* START *

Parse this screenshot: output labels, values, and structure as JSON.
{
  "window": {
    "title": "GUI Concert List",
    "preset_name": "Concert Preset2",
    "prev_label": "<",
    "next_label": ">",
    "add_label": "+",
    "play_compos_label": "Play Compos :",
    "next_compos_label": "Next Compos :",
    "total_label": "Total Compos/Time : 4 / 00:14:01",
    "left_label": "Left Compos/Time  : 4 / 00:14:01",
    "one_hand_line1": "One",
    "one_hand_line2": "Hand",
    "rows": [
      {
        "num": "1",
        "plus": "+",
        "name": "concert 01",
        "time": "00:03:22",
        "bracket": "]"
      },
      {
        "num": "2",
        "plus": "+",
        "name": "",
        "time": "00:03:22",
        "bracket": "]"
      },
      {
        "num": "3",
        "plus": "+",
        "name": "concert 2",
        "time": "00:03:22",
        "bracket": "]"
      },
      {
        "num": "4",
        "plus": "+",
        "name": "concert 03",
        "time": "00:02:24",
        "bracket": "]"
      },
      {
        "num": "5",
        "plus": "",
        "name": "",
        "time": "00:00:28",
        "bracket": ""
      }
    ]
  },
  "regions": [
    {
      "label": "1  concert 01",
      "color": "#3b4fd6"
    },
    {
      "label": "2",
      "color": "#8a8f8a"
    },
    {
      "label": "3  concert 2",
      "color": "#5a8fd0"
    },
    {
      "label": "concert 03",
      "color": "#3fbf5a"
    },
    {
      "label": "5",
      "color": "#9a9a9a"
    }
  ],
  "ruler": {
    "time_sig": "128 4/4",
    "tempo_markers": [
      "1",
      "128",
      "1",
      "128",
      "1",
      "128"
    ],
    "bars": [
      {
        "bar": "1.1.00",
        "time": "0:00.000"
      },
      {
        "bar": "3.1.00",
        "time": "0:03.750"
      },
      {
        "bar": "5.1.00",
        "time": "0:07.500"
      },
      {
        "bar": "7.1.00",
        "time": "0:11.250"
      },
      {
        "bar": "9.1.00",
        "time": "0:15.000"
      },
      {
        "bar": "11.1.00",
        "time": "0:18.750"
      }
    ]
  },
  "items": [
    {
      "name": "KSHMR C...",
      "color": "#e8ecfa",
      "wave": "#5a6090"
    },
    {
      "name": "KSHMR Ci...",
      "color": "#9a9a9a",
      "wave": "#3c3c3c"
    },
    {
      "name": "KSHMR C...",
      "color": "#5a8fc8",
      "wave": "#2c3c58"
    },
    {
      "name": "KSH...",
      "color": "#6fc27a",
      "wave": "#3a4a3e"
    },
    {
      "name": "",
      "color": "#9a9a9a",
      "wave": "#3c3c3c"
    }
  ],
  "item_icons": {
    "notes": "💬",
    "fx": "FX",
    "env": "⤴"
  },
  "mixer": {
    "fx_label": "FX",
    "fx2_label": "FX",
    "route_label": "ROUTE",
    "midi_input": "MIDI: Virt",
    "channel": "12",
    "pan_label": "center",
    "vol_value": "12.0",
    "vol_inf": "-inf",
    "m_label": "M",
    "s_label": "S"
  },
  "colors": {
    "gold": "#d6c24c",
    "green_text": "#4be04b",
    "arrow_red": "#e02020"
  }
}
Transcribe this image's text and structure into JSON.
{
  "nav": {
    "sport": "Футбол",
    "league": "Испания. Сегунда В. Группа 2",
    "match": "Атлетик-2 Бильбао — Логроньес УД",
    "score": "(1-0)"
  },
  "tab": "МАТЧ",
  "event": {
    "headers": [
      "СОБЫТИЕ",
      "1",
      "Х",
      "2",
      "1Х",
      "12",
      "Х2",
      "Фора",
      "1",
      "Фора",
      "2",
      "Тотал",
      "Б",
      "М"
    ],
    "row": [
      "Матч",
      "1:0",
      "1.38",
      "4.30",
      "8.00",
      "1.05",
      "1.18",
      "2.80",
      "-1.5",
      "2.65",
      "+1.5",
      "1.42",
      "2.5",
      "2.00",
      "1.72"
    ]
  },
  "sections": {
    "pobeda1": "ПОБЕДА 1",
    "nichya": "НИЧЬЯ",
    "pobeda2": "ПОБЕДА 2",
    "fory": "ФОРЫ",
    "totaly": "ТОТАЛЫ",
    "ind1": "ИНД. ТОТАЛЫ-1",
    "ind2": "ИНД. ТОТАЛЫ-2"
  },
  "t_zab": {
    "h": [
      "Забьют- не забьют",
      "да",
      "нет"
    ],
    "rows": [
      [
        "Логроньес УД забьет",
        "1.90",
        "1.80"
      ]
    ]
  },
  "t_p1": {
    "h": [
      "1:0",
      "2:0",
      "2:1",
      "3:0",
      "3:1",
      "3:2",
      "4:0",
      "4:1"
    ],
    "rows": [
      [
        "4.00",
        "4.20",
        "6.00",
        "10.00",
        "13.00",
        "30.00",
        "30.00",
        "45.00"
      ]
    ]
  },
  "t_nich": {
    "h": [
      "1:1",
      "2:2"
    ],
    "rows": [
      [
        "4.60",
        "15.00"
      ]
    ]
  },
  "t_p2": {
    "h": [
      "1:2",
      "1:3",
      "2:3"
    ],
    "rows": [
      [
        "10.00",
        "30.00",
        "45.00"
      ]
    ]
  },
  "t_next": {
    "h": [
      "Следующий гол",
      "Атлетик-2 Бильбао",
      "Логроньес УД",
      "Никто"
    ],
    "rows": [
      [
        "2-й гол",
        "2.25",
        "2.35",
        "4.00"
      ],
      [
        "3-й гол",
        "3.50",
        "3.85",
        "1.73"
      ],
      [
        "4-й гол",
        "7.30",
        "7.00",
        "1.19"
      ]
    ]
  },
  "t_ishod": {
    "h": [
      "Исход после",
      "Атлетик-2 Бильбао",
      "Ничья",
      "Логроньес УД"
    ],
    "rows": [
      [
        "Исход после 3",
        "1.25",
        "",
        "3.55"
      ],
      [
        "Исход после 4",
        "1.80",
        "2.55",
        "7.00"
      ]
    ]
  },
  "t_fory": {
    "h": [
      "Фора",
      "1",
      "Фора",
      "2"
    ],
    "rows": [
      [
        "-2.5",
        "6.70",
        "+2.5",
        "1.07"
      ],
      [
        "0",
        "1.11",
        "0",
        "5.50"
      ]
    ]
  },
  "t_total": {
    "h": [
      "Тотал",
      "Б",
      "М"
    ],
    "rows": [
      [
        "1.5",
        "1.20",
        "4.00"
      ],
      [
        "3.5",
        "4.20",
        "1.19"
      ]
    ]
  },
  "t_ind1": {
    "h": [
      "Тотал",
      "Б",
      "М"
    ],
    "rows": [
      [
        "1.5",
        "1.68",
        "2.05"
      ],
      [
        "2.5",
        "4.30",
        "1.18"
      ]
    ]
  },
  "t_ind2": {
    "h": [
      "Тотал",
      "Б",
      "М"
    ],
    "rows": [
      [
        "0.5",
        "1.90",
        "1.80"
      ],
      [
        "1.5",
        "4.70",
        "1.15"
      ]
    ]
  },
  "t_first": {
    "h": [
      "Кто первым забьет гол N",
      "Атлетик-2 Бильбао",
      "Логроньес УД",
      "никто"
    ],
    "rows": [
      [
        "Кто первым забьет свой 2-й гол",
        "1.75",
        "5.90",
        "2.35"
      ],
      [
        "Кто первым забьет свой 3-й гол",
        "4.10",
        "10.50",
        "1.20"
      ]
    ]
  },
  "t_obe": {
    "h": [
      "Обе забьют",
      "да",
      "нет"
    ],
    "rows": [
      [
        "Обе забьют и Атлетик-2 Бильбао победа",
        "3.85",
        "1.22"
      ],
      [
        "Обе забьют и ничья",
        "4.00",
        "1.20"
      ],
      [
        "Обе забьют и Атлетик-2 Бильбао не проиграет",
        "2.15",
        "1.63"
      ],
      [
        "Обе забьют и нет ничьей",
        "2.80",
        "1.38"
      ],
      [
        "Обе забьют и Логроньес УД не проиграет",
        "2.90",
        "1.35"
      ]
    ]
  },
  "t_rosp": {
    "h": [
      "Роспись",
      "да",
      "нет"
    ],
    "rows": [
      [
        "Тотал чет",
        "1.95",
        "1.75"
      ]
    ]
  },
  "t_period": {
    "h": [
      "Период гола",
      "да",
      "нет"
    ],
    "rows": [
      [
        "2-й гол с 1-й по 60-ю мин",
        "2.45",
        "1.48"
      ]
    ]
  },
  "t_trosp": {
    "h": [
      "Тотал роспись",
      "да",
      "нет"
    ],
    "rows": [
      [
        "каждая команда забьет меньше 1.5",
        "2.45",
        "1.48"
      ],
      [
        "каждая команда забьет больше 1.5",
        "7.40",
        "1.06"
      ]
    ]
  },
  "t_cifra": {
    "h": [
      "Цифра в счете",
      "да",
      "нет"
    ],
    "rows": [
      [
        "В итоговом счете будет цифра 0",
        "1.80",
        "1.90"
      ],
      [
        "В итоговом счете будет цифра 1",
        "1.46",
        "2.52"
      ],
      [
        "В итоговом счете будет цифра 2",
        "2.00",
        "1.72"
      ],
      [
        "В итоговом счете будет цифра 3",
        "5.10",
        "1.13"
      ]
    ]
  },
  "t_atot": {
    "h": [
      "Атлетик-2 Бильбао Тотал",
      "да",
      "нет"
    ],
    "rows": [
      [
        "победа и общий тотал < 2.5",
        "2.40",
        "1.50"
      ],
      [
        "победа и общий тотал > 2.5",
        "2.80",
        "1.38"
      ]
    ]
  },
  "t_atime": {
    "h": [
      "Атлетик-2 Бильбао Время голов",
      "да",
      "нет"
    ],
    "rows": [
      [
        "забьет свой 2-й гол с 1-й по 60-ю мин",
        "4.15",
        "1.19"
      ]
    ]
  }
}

* END *

▶ [Instruction]:
Using the entries above, find all lines with "свой". Copy them.

▶ [Task result]:
        "Кто первым забьет свой 2-й гол",
        "Кто первым забьет свой 3-й гол",
        "забьет свой 2-й гол с 1-й по 60-ю мин",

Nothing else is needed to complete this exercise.